From the records, pick out and copy each line containing "this".

- - -

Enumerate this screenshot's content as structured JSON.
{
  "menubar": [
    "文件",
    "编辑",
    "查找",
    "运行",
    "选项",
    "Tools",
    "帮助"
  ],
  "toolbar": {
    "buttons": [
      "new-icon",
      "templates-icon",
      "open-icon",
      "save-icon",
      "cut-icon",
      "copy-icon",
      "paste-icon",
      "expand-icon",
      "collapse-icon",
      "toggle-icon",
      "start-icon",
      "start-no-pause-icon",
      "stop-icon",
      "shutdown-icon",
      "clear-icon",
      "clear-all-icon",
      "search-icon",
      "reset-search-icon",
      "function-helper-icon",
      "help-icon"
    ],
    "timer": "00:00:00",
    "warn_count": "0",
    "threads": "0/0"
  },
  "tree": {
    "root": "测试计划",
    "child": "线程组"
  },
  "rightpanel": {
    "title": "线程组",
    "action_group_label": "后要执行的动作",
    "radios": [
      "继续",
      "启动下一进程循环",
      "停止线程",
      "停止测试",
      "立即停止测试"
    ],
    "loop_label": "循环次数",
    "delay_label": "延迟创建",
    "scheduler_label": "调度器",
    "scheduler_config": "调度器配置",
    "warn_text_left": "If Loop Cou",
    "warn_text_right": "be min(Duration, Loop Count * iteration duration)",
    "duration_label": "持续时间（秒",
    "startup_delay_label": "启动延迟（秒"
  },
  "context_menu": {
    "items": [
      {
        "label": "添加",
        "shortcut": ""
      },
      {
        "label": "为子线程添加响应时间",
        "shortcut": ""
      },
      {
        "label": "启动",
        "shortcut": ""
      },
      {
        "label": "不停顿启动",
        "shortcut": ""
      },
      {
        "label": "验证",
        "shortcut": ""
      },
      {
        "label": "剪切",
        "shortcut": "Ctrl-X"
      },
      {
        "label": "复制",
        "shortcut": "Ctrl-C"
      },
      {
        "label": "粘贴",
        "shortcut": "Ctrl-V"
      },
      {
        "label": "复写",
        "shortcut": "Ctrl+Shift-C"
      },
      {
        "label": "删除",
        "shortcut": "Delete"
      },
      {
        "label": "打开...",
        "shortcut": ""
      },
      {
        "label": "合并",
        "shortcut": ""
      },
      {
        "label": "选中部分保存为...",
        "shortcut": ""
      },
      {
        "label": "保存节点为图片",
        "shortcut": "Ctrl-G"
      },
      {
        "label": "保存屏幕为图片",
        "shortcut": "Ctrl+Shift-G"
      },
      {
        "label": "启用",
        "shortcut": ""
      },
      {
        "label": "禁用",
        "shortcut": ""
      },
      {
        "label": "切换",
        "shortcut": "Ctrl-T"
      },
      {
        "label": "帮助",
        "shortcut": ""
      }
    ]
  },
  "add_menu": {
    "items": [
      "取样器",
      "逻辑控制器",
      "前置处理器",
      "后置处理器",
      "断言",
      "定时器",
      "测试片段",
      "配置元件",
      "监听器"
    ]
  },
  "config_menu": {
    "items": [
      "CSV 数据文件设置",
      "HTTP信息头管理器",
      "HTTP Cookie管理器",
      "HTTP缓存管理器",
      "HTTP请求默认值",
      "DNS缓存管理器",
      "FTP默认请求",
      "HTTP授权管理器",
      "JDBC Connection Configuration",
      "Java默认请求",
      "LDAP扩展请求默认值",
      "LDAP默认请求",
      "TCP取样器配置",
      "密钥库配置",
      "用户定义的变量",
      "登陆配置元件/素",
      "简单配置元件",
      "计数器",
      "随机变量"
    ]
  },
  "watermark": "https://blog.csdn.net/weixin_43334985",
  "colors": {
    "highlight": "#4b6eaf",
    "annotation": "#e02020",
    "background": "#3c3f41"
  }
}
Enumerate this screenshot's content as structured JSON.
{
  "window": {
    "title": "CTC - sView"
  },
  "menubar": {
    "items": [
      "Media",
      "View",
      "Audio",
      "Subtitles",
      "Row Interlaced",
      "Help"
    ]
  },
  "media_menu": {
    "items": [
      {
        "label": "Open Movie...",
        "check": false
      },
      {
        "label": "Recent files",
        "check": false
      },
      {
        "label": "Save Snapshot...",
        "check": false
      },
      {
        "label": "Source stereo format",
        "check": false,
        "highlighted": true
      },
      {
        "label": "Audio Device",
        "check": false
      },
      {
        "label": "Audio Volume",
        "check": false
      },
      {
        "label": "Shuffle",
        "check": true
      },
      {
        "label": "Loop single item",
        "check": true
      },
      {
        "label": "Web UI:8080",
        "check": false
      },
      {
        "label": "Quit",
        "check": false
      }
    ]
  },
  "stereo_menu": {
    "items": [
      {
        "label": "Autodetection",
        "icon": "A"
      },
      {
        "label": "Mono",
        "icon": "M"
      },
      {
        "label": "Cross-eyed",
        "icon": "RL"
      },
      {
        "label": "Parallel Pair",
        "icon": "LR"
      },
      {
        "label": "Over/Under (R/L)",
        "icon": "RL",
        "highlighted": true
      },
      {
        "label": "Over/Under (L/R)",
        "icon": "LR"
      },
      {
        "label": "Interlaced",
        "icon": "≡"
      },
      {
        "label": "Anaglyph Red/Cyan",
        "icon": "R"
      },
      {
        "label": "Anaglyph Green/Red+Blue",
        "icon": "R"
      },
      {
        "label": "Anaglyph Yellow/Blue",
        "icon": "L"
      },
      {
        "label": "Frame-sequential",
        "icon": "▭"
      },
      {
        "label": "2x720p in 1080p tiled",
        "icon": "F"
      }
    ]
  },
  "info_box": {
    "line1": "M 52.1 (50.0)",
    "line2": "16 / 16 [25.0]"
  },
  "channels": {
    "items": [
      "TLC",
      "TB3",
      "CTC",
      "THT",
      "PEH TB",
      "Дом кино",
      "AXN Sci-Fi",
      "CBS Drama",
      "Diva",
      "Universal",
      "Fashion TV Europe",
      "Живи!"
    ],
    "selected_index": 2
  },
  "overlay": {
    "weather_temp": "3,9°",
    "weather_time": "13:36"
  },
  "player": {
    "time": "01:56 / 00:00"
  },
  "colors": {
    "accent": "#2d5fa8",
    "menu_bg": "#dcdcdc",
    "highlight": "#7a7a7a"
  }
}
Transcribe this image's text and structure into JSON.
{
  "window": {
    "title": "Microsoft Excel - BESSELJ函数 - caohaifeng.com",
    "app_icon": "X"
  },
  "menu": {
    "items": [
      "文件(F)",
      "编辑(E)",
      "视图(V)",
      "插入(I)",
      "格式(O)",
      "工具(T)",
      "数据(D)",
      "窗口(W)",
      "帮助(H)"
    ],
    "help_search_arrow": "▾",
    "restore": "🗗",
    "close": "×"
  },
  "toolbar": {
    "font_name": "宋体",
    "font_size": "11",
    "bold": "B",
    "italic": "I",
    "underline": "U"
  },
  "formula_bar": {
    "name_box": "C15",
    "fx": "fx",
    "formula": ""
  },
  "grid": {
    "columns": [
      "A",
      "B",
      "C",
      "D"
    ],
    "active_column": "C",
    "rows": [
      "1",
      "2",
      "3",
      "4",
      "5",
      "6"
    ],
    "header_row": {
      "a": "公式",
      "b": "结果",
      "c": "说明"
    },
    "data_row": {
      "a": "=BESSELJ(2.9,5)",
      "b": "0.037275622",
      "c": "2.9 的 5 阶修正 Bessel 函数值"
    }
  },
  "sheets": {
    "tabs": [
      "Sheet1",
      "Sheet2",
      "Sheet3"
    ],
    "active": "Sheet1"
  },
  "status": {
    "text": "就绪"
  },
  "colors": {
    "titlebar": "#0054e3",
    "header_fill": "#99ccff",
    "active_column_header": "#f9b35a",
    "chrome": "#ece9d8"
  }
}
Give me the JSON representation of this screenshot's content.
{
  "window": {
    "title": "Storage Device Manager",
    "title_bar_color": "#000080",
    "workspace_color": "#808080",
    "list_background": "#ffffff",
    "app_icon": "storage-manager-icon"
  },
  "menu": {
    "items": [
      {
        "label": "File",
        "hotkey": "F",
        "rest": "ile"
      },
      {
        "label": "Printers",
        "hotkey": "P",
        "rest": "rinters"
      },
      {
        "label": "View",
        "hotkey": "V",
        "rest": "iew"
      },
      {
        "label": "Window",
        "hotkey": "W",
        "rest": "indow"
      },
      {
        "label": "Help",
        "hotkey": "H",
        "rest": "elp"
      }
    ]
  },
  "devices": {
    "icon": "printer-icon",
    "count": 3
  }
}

- - -

Correct response »
Enumerate this screenshot's content as structured JSON.
Enumerate this screenshot's content as structured JSON.
Transcribe this image's text and structure into JSON.
Give me the JSON representation of this screenshot's content.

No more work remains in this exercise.